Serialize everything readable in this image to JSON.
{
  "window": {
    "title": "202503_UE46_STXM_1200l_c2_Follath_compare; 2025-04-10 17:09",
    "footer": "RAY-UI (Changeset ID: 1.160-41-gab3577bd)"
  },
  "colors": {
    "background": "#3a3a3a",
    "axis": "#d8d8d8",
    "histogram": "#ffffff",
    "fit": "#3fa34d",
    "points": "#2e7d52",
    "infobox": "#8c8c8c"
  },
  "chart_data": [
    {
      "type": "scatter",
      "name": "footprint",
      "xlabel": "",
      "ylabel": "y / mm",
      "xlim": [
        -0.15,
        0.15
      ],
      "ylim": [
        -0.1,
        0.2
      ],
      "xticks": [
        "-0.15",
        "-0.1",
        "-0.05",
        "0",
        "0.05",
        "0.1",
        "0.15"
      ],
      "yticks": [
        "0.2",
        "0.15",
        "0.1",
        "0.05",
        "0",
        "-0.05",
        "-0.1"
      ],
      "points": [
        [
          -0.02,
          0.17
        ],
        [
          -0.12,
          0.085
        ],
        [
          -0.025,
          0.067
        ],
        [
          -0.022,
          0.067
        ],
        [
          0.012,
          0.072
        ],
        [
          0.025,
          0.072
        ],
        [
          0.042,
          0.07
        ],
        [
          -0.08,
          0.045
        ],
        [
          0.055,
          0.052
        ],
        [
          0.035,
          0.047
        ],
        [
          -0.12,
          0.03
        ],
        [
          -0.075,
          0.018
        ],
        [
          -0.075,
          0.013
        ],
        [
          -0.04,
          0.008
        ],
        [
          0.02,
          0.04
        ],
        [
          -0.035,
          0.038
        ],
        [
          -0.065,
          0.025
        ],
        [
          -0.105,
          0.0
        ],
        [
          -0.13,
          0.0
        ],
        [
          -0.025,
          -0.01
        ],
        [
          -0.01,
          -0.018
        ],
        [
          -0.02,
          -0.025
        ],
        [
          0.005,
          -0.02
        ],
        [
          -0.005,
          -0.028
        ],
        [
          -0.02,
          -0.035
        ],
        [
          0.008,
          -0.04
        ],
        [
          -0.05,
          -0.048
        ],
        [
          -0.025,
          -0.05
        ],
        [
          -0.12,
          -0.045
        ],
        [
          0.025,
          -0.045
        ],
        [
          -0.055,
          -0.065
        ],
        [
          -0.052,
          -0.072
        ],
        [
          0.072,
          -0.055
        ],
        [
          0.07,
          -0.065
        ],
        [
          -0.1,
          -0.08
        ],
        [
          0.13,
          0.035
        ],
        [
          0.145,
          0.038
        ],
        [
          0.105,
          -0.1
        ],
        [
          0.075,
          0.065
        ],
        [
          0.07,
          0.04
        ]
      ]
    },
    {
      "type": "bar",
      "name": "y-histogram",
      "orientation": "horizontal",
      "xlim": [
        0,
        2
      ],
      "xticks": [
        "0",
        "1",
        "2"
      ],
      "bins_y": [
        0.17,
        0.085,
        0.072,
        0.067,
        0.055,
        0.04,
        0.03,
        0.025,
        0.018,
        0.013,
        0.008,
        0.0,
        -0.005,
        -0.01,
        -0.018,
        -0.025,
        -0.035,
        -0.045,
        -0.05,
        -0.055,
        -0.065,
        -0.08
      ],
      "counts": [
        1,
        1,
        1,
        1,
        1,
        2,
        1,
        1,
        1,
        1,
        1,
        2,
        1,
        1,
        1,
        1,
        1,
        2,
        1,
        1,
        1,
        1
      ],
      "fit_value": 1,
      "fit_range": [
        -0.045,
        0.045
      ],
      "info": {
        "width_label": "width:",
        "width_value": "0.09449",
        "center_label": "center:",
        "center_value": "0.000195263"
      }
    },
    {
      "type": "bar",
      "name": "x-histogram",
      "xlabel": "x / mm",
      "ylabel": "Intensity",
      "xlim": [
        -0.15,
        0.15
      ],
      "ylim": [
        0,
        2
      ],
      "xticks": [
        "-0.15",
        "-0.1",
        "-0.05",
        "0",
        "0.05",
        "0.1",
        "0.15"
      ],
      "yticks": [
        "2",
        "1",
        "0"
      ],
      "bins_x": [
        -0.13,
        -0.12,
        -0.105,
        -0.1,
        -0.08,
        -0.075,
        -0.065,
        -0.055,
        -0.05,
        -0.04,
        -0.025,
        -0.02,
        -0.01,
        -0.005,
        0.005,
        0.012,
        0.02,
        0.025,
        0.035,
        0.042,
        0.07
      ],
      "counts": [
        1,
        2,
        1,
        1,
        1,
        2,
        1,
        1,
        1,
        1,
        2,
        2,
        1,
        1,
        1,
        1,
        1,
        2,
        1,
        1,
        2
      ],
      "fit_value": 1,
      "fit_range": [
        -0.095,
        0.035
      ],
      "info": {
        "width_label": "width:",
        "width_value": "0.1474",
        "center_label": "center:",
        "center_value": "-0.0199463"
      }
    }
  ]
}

========

Required work:
Your task is to return the full listing exactly as it was given.

Full response:
Serialize everything readable in this image to JSON.
{
  "window": {
    "title": "202503_UE46_STXM_1200l_c2_Follath_compare; 2025-04-10 17:09",
    "footer": "RAY-UI (Changeset ID: 1.160-41-gab3577bd)"
  },
  "colors": {
    "background": "#3a3a3a",
    "axis": "#d8d8d8",
    "histogram": "#ffffff",
    "fit": "#3fa34d",
    "points": "#2e7d52",
    "infobox": "#8c8c8c"
  },
  "chart_data": [
    {
      "type": "scatter",
      "name": "footprint",
      "xlabel": "",
      "ylabel": "y / mm",
      "xlim": [
        -0.15,
        0.15
      ],
      "ylim": [
        -0.1,
        0.2
      ],
      "xticks": [
        "-0.15",
        "-0.1",
        "-0.05",
        "0",
        "0.05",
        "0.1",
        "0.15"
      ],
      "yticks": [
        "0.2",
        "0.15",
        "0.1",
        "0.05",
        "0",
        "-0.05",
        "-0.1"
      ],
      "points": [
        [
          -0.02,
          0.17
        ],
        [
          -0.12,
          0.085
        ],
        [
          -0.025,
          0.067
        ],
        [
          -0.022,
          0.067
        ],
        [
          0.012,
          0.072
        ],
        [
          0.025,
          0.072
        ],
        [
          0.042,
          0.07
        ],
        [
          -0.08,
          0.045
        ],
        [
          0.055,
          0.052
        ],
        [
          0.035,
          0.047
        ],
        [
          -0.12,
          0.03
        ],
        [
          -0.075,
          0.018
        ],
        [
          -0.075,
          0.013
        ],
        [
          -0.04,
          0.008
        ],
        [
          0.02,
          0.04
        ],
        [
          -0.035,
          0.038
        ],
        [
          -0.065,
          0.025
        ],
        [
          -0.105,
          0.0
        ],
        [
          -0.13,
          0.0
        ],
        [
          -0.025,
          -0.01
        ],
        [
          -0.01,
          -0.018
        ],
        [
          -0.02,
          -0.025
        ],
        [
          0.005,
          -0.02
        ],
        [
          -0.005,
          -0.028
        ],
        [
          -0.02,
          -0.035
        ],
        [
          0.008,
          -0.04
        ],
        [
          -0.05,
          -0.048
        ],
        [
          -0.025,
          -0.05
        ],
        [
          -0.12,
          -0.045
        ],
        [
          0.025,
          -0.045
        ],
        [
          -0.055,
          -0.065
        ],
        [
          -0.052,
          -0.072
        ],
        [
          0.072,
          -0.055
        ],
        [
          0.07,
          -0.065
        ],
        [
          -0.1,
          -0.08
        ],
        [
          0.13,
          0.035
        ],
        [
          0.145,
          0.038
        ],
        [
          0.105,
          -0.1
        ],
        [
          0.075,
          0.065
        ],
        [
          0.07,
          0.04
        ]
      ]
    },
    {
      "type": "bar",
      "name": "y-histogram",
      "orientation": "horizontal",
      "xlim": [
        0,
        2
      ],
      "xticks": [
        "0",
        "1",
        "2"
      ],
      "bins_y": [
        0.17,
        0.085,
        0.072,
        0.067,
        0.055,
        0.04,
        0.03,
        0.025,
        0.018,
        0.013,
        0.008,
        0.0,
        -0.005,
        -0.01,
        -0.018,
        -0.025,
        -0.035,
        -0.045,
        -0.05,
        -0.055,
        -0.065,
        -0.08
      ],
      "counts": [
        1,
        1,
        1,
        1,
        1,
        2,
        1,
        1,
        1,
        1,
        1,
        2,
        1,
        1,
        1,
        1,
        1,
        2,
        1,
        1,
        1,
        1
      ],
      "fit_value": 1,
      "fit_range": [
        -0.045,
        0.045
      ],
      "info": {
        "width_label": "width:",
        "width_value": "0.09449",
        "center_label": "center:",
        "center_value": "0.000195263"
      }
    },
    {
      "type": "bar",
      "name": "x-histogram",
      "xlabel": "x / mm",
      "ylabel": "Intensity",
      "xlim": [
        -0.15,
        0.15
      ],
      "ylim": [
        0,
        2
      ],
      "xticks": [
        "-0.15",
        "-0.1",
        "-0.05",
        "0",
        "0.05",
        "0.1",
        "0.15"
      ],
      "yticks": [
        "2",
        "1",
        "0"
      ],
      "bins_x": [
        -0.13,
        -0.12,
        -0.105,
        -0.1,
        -0.08,
        -0.075,
        -0.065,
        -0.055,
        -0.05,
        -0.04,
        -0.025,
        -0.02,
        -0.01,
        -0.005,
        0.005,
        0.012,
        0.02,
        0.025,
        0.035,
        0.042,
        0.07
      ],
      "counts": [
        1,
        2,
        1,
        1,
        1,
        2,
        1,
        1,
        1,
        1,
        2,
        2,
        1,
        1,
        1,
        1,
        1,
        2,
        1,
        1,
        2
      ],
      "fit_value": 1,
      "fit_range": [
        -0.095,
        0.035
      ],
      "info": {
        "width_label": "width:",
        "width_value": "0.1474",
        "center_label": "center:",
        "center_value": "-0.0199463"
      }
    }
  ]
}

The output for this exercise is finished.